⟨

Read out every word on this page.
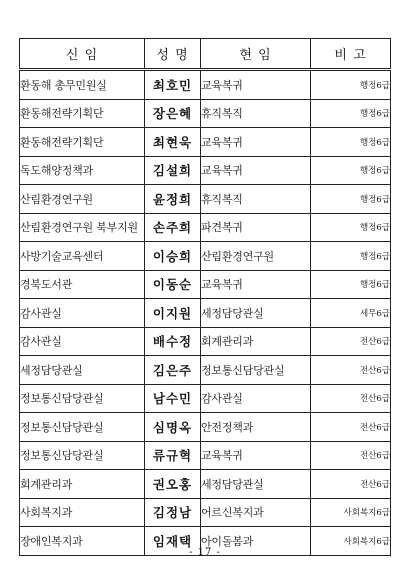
신 임	성 명	현 임	비 고
환동해 총무민원실	최호민	교육복귀	행정6급
환동해전략기획단	장은혜	휴직복직	행정6급
환동해전략기획단	최현욱	교육복귀	행정6급
독도해양정책과	김설희	교육복귀	행정6급
산림환경연구원	윤정희	휴직복직	행정6급
산림환경연구원 북부지원	손주희	파견복귀	행정6급
사방기술교육센터	이승희	산림환경연구원	행정6급
경북도서관	이동순	교육복귀	행정6급
감사관실	이지원	세정담당관실	세무6급
감사관실	배수정	회계관리과	전산6급
세정담당관실	김은주	정보통신담당관실	전산6급
정보통신담당관실	남수민	감사관실	전산6급
정보통신담당관실	심명옥	안전정책과	전산6급
정보통신담당관실	류규혁	교육복귀	전산6급
회계관리과	권오홍	세정담당관실	전산6급
사회복지과	김정남	어르신복지과	사회복지6급
장애인복지과	임재택	아이돌봄과	사회복지6급
- 17 -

⟩

Request
Reproduce each entry verbatim, excluding any embedded images.

Reply
Read out every word on this page.
신 임	성 명	현 임	비 고
환동해 총무민원실	최호민	교육복귀	행정6급
환동해전략기획단	장은혜	휴직복직	행정6급
환동해전략기획단	최현욱	교육복귀	행정6급
독도해양정책과	김설희	교육복귀	행정6급
산림환경연구원	윤정희	휴직복직	행정6급
산림환경연구원 북부지원	손주희	파견복귀	행정6급
사방기술교육센터	이승희	산림환경연구원	행정6급
경북도서관	이동순	교육복귀	행정6급
감사관실	이지원	세정담당관실	세무6급
감사관실	배수정	회계관리과	전산6급
세정담당관실	김은주	정보통신담당관실	전산6급
정보통신담당관실	남수민	감사관실	전산6급
정보통신담당관실	심명옥	안전정책과	전산6급
정보통신담당관실	류규혁	교육복귀	전산6급
회계관리과	권오홍	세정담당관실	전산6급
사회복지과	김정남	어르신복지과	사회복지6급
장애인복지과	임재택	아이돌봄과	사회복지6급
- 17 -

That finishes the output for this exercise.